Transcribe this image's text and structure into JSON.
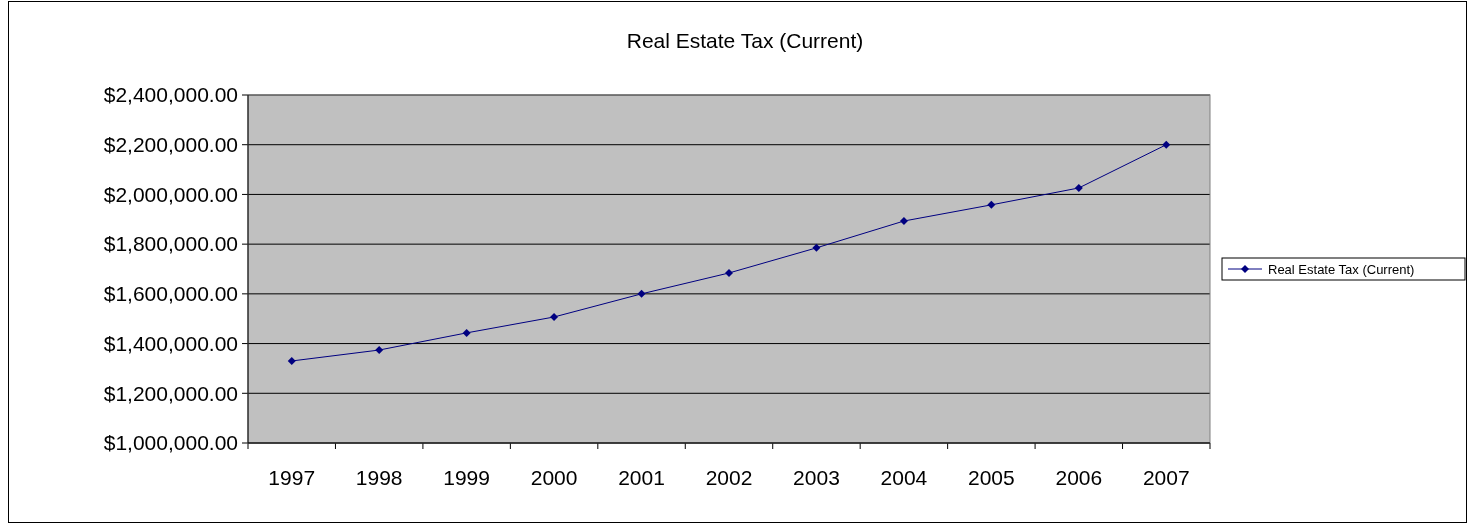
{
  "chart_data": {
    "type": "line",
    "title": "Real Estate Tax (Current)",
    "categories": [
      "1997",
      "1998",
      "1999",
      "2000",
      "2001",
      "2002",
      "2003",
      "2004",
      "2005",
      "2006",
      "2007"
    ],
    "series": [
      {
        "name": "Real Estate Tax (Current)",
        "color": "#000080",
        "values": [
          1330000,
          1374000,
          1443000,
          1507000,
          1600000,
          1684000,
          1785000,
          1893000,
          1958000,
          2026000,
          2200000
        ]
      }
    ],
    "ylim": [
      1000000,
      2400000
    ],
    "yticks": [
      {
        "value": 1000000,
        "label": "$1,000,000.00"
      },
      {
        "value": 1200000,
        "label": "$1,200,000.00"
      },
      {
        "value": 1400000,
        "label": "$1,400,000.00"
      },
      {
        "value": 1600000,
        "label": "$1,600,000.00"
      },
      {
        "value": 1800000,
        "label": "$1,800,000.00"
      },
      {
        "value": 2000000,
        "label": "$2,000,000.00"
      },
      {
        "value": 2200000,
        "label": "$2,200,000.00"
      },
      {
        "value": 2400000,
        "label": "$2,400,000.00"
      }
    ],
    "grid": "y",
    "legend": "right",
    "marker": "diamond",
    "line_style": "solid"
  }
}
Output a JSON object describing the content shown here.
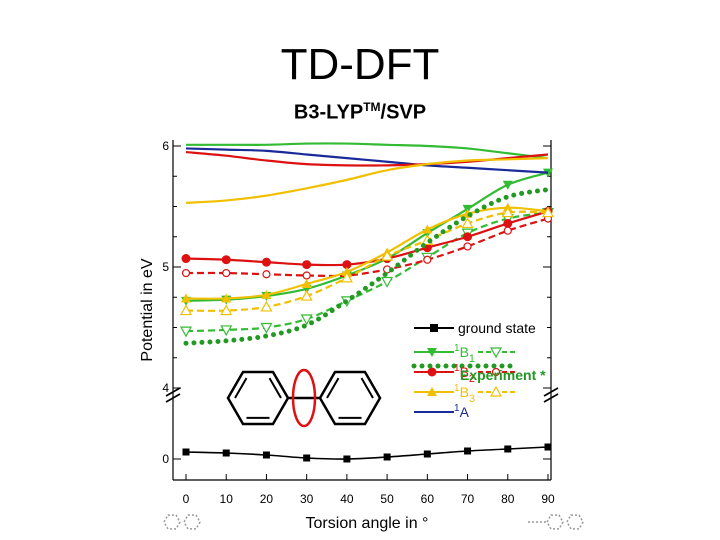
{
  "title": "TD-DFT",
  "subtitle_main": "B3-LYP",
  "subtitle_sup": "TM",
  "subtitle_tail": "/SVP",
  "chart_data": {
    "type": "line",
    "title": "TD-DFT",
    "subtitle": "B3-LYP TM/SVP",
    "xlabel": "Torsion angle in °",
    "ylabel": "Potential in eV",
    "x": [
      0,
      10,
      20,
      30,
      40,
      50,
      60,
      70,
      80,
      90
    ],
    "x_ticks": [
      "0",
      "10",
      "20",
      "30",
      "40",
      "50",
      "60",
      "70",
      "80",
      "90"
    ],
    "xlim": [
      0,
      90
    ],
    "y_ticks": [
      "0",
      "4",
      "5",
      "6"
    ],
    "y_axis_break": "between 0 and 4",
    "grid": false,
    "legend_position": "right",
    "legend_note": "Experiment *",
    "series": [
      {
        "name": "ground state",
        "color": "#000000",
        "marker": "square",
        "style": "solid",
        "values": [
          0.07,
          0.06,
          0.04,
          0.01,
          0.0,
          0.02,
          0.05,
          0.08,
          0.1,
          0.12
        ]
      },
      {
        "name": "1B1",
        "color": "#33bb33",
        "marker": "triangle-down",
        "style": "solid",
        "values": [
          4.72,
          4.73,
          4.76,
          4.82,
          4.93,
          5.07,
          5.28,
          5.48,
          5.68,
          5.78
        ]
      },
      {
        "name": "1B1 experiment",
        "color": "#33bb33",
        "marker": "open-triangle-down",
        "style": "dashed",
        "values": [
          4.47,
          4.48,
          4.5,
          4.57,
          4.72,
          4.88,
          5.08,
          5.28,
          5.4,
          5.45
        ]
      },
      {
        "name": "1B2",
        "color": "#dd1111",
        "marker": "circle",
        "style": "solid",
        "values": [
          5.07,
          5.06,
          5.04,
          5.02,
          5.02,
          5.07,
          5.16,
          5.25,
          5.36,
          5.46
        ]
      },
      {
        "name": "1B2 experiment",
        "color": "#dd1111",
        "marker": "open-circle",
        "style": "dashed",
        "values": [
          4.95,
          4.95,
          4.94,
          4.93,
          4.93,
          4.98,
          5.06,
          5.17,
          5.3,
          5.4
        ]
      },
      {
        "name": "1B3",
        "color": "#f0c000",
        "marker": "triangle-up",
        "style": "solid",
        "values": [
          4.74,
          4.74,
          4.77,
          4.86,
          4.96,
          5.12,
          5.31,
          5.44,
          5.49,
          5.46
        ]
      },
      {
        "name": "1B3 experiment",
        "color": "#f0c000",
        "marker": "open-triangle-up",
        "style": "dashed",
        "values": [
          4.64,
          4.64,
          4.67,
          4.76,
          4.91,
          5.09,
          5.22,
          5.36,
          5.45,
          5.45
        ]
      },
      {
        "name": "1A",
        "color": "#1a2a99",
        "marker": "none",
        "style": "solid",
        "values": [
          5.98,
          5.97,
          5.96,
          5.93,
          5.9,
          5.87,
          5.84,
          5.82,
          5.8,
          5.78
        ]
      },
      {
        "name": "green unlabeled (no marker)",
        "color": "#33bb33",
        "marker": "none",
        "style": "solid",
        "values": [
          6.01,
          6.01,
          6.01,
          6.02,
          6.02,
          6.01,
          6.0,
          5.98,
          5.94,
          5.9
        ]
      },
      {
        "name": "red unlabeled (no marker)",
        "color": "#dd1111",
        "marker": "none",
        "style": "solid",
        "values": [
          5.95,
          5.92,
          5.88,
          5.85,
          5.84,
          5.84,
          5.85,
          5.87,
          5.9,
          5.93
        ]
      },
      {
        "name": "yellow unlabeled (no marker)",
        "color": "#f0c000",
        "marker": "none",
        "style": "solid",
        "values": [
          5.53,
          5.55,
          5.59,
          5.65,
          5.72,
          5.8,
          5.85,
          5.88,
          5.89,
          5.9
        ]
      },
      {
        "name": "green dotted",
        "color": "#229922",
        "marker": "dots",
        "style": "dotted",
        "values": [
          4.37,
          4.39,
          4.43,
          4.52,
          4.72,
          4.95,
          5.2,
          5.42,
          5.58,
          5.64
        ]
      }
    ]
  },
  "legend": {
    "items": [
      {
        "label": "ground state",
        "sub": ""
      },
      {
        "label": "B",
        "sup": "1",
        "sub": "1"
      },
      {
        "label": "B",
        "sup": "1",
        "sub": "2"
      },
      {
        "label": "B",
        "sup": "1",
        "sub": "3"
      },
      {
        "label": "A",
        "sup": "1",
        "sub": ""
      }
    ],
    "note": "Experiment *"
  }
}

...

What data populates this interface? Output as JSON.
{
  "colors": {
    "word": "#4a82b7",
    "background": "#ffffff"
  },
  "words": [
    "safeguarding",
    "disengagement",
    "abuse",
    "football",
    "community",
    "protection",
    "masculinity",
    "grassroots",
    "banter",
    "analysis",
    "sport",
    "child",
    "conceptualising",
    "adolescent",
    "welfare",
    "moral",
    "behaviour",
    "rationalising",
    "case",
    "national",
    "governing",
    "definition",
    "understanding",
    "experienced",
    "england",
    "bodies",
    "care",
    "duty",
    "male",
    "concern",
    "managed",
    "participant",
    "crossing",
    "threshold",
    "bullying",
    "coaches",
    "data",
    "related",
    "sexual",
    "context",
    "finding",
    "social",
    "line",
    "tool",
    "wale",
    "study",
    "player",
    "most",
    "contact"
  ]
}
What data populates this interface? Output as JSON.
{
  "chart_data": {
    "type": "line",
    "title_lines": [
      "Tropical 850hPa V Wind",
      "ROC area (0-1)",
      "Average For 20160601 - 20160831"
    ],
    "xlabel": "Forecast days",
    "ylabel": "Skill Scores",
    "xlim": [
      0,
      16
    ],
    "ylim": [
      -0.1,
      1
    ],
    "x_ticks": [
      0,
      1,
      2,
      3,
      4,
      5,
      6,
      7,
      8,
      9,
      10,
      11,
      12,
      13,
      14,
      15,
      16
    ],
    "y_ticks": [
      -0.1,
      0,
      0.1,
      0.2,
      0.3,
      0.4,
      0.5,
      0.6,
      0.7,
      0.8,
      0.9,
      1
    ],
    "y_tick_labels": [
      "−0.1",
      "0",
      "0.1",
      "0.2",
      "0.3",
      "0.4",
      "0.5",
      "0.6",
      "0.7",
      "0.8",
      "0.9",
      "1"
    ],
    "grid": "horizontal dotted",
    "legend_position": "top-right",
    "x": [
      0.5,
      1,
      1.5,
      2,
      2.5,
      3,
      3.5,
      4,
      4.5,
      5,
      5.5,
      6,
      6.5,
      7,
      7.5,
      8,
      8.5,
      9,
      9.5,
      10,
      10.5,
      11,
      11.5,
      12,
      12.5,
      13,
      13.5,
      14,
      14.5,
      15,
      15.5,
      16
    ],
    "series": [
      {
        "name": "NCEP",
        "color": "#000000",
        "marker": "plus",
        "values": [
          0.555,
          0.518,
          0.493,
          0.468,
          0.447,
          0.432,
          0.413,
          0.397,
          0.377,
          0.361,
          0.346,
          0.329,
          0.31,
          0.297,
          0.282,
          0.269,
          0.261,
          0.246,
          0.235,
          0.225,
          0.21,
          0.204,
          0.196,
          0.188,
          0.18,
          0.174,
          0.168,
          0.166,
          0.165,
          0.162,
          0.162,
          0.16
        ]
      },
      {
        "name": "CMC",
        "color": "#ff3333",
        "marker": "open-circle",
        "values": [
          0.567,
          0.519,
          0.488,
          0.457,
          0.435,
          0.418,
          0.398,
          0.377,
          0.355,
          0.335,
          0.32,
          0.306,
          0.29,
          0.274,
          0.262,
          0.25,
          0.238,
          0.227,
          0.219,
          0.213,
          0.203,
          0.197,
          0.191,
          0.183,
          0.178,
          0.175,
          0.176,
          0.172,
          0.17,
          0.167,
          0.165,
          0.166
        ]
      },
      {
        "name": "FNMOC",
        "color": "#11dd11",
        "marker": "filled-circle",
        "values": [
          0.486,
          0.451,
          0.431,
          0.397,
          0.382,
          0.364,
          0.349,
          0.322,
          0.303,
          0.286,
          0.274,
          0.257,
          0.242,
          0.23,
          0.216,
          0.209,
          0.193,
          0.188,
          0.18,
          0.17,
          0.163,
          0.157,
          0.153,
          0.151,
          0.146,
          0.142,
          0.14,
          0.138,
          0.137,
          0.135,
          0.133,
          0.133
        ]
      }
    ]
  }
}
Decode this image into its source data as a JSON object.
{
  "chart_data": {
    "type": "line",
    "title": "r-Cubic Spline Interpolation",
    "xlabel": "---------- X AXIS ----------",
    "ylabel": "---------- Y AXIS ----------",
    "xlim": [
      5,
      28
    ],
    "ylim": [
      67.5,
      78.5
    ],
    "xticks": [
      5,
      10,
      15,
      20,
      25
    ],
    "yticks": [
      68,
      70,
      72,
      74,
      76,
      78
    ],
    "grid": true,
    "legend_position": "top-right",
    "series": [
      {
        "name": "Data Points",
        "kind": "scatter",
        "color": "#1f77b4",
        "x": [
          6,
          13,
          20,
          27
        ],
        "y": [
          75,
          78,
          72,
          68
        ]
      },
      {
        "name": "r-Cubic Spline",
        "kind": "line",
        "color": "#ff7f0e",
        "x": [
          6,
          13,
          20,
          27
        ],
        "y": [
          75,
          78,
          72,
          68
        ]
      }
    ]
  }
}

**WHAT THE TASK ASKS:** Report each line in the data that holds the word "xlabel".

**RESULT OF THE TASK:**
    "xlabel": "Torsion angle in °",
    "xlabel": "Forecast days",
    "xlabel": "---------- X AXIS ----------",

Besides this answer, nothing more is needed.